• _PROMPT_: Repeat every record below exactly as it appears.

• _RECORDS FOR PROCESSING_:

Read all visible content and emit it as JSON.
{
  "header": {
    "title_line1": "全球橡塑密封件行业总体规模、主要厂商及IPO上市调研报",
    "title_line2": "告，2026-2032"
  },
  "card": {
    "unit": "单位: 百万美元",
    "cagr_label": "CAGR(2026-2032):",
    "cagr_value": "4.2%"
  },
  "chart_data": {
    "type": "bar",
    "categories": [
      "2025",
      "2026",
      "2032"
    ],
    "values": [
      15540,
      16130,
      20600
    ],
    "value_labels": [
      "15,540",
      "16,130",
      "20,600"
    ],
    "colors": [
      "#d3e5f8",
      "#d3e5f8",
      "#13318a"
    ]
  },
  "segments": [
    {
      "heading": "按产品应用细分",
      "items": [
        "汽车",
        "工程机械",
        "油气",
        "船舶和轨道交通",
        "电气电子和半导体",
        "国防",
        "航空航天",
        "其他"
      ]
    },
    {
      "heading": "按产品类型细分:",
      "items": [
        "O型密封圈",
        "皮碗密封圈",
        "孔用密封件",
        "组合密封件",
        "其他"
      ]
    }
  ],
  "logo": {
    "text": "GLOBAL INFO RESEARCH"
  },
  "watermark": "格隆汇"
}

• _THE RESPONSE_:
Read all visible content and emit it as JSON.
{
  "header": {
    "title_line1": "全球橡塑密封件行业总体规模、主要厂商及IPO上市调研报",
    "title_line2": "告，2026-2032"
  },
  "card": {
    "unit": "单位: 百万美元",
    "cagr_label": "CAGR(2026-2032):",
    "cagr_value": "4.2%"
  },
  "chart_data": {
    "type": "bar",
    "categories": [
      "2025",
      "2026",
      "2032"
    ],
    "values": [
      15540,
      16130,
      20600
    ],
    "value_labels": [
      "15,540",
      "16,130",
      "20,600"
    ],
    "colors": [
      "#d3e5f8",
      "#d3e5f8",
      "#13318a"
    ]
  },
  "segments": [
    {
      "heading": "按产品应用细分",
      "items": [
        "汽车",
        "工程机械",
        "油气",
        "船舶和轨道交通",
        "电气电子和半导体",
        "国防",
        "航空航天",
        "其他"
      ]
    },
    {
      "heading": "按产品类型细分:",
      "items": [
        "O型密封圈",
        "皮碗密封圈",
        "孔用密封件",
        "组合密封件",
        "其他"
      ]
    }
  ],
  "logo": {
    "text": "GLOBAL INFO RESEARCH"
  },
  "watermark": "格隆汇"
}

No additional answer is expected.